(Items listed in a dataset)
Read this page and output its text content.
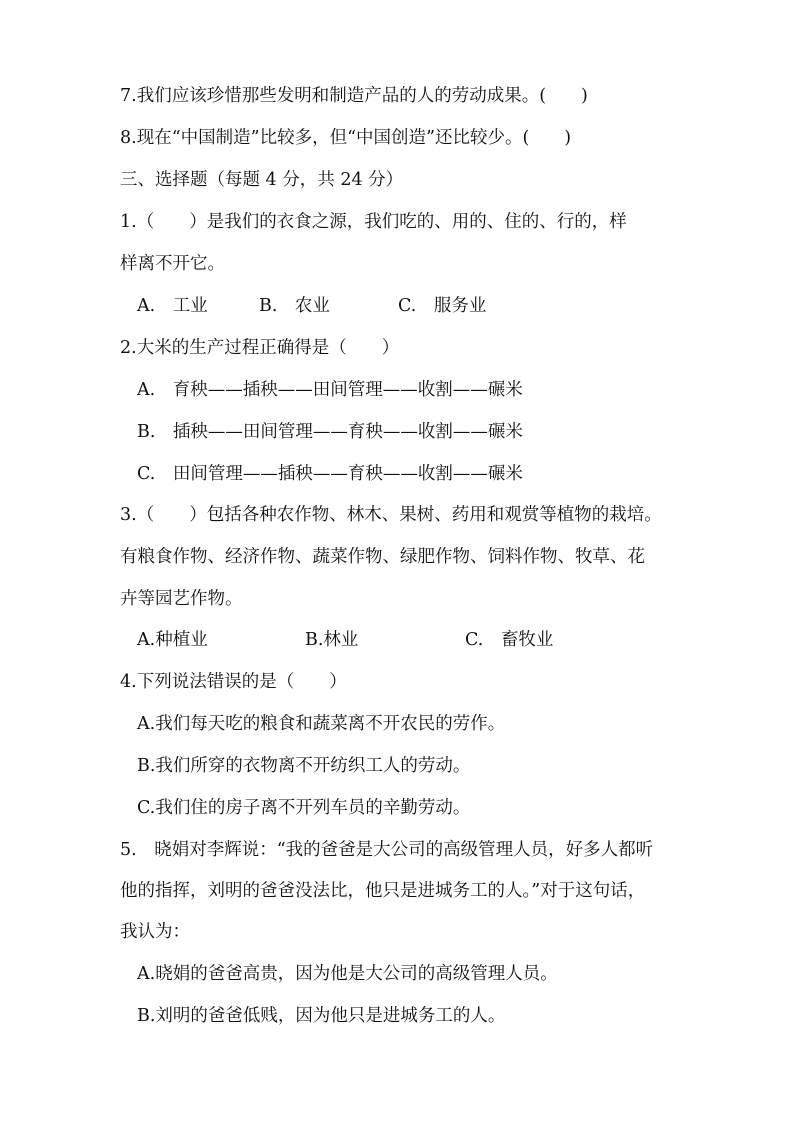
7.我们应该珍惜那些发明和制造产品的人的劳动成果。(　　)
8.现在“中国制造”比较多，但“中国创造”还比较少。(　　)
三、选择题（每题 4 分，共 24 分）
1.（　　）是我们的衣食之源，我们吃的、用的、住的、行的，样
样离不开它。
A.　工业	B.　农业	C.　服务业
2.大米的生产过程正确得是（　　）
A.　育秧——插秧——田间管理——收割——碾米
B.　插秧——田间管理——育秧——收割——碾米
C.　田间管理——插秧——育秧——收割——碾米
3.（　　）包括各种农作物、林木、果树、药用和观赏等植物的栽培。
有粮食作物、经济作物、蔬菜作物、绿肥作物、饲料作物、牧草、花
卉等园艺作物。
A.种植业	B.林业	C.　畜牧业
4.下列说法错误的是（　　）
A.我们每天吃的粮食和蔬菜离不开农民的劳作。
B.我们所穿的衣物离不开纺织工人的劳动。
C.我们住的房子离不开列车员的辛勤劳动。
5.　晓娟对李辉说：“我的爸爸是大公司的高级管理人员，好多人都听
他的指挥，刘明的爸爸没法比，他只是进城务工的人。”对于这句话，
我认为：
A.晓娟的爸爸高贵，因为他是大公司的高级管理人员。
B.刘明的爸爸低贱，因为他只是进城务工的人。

--

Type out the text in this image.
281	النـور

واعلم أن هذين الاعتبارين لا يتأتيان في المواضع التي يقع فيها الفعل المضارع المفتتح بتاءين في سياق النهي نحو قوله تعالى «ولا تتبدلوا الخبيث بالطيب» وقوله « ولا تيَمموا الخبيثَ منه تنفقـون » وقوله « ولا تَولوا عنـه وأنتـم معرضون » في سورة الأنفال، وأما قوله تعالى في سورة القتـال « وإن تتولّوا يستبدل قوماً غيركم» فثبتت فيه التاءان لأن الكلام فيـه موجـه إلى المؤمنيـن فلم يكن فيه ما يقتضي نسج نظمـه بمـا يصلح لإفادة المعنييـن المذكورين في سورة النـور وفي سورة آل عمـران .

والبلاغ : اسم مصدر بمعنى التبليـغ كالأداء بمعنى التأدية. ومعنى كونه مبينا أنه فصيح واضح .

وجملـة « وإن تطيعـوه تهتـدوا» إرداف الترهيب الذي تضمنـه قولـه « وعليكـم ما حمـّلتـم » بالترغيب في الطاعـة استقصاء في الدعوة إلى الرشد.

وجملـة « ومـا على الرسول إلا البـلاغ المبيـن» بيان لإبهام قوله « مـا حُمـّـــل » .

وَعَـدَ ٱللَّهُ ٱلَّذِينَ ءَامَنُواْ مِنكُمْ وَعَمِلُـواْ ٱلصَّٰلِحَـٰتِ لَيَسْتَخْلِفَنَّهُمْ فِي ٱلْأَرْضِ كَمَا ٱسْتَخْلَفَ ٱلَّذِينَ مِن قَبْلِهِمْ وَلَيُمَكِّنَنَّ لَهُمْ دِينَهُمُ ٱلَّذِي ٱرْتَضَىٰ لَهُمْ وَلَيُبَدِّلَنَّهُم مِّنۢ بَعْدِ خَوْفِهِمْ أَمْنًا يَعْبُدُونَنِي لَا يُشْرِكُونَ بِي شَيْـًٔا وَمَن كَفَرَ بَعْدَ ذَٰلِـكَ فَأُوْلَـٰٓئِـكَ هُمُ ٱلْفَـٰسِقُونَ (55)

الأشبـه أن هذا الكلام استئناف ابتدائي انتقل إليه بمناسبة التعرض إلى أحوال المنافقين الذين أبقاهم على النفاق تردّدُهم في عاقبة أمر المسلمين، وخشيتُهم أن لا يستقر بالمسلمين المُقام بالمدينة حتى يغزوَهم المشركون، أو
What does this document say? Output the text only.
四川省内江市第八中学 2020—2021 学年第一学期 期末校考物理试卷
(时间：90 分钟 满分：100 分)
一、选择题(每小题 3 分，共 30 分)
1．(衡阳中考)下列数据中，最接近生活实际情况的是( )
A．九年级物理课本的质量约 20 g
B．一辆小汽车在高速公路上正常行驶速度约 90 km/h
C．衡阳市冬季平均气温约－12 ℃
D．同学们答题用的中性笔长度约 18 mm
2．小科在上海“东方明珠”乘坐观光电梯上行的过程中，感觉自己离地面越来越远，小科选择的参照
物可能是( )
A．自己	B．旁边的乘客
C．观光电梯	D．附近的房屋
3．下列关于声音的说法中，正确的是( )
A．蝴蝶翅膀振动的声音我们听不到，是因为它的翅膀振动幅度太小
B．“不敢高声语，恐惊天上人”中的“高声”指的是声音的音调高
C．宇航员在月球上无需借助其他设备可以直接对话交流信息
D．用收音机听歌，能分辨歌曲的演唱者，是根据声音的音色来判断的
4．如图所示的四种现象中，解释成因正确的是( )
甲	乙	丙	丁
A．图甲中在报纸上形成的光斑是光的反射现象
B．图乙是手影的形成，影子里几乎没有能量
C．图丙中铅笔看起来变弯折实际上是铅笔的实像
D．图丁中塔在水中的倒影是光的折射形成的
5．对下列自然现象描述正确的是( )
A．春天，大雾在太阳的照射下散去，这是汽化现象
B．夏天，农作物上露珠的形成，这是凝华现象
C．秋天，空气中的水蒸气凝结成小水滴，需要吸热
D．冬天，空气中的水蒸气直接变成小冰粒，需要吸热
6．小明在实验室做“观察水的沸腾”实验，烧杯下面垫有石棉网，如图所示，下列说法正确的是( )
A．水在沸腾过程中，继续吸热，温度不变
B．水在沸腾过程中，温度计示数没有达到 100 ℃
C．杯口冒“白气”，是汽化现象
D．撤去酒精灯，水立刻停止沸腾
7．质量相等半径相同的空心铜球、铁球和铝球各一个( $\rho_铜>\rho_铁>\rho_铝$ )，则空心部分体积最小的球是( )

→ Instructions to follow
Find the word "النـور" and list each line it appears in.

→ Complete response
281	النـور
واعلم أن هذين الاعتبارين لا يتأتيان في المواضع التي يقع فيها الفعل المضارع المفتتح بتاءين في سياق النهي نحو قوله تعالى «ولا تتبدلوا الخبيث بالطيب» وقوله « ولا تيَمموا الخبيثَ منه تنفقـون » وقوله « ولا تَولوا عنـه وأنتـم معرضون » في سورة الأنفال، وأما قوله تعالى في سورة القتـال « وإن تتولّوا يستبدل قوماً غيركم» فثبتت فيه التاءان لأن الكلام فيـه موجـه إلى المؤمنيـن فلم يكن فيه ما يقتضي نسج نظمـه بمـا يصلح لإفادة المعنييـن المذكورين في سورة النـور وفي سورة آل عمـران .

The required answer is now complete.